Material to process =>

-=-=-

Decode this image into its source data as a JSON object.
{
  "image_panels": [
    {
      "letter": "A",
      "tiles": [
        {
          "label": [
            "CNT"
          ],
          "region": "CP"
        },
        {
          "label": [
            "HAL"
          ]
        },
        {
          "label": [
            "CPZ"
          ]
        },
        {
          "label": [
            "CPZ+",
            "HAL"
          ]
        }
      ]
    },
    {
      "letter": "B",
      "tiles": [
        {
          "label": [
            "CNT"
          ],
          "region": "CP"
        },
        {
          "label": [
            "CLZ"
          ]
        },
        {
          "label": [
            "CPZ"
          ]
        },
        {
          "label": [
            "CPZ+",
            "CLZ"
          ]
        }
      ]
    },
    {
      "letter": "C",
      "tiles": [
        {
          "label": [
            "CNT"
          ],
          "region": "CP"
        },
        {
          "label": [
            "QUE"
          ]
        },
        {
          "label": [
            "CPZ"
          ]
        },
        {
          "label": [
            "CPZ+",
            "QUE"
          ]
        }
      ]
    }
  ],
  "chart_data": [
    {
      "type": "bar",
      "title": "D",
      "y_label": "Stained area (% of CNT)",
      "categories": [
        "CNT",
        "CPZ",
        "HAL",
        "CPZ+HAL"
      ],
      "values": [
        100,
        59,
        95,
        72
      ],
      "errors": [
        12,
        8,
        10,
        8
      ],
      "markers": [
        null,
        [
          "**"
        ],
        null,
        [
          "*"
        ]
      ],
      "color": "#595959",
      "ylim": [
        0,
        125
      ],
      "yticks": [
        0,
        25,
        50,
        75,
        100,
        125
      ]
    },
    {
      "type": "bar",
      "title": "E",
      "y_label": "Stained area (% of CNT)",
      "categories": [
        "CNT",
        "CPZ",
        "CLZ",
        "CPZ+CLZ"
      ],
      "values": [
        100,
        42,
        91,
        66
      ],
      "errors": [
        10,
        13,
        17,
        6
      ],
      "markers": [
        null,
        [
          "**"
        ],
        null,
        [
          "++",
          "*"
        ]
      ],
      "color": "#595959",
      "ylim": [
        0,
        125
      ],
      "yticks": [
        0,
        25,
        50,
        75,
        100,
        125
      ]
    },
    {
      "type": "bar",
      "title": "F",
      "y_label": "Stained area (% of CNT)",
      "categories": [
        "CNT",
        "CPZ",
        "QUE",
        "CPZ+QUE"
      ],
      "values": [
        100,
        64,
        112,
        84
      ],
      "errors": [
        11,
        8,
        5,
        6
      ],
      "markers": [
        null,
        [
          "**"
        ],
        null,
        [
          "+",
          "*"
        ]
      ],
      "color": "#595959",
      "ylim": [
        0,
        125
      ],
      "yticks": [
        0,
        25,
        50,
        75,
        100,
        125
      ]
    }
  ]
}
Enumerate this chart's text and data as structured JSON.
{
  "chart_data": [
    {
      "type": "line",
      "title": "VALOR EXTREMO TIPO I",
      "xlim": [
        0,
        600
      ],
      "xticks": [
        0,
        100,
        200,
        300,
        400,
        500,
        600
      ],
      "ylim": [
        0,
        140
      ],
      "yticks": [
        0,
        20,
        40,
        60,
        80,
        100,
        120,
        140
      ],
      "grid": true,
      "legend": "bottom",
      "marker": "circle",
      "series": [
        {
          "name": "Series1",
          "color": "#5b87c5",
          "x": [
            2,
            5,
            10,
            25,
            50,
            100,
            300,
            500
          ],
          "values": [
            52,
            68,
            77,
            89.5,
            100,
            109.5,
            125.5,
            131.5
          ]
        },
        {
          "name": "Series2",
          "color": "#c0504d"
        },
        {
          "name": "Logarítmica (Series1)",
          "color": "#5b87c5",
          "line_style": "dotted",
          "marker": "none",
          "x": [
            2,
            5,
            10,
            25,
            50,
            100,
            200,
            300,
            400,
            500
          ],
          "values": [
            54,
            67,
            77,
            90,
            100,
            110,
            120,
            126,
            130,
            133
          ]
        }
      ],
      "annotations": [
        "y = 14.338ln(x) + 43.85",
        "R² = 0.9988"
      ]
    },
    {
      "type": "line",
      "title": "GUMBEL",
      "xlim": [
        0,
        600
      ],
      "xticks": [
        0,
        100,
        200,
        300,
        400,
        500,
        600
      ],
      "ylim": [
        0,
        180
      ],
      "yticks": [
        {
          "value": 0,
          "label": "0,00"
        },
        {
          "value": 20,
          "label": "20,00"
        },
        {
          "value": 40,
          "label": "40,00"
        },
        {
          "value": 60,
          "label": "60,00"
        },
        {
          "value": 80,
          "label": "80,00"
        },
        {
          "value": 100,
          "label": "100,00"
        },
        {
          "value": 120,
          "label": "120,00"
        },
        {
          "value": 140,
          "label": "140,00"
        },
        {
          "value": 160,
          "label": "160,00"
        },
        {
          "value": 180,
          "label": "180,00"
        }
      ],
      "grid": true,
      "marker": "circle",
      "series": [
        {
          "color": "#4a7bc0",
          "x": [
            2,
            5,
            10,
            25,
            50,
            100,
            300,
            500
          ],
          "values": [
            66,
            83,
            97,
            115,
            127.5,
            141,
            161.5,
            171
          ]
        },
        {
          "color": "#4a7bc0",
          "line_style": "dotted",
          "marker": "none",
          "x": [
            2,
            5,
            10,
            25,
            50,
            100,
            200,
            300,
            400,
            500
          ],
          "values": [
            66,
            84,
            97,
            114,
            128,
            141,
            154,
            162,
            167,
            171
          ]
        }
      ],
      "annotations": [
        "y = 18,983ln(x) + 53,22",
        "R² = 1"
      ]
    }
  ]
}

-=-=-

Exercise aim =>
Return each line among the entries that holds the word "name".

The output =>
          "name": "Series1",
          "name": "Series2",
          "name": "Logarítmica (Series1)",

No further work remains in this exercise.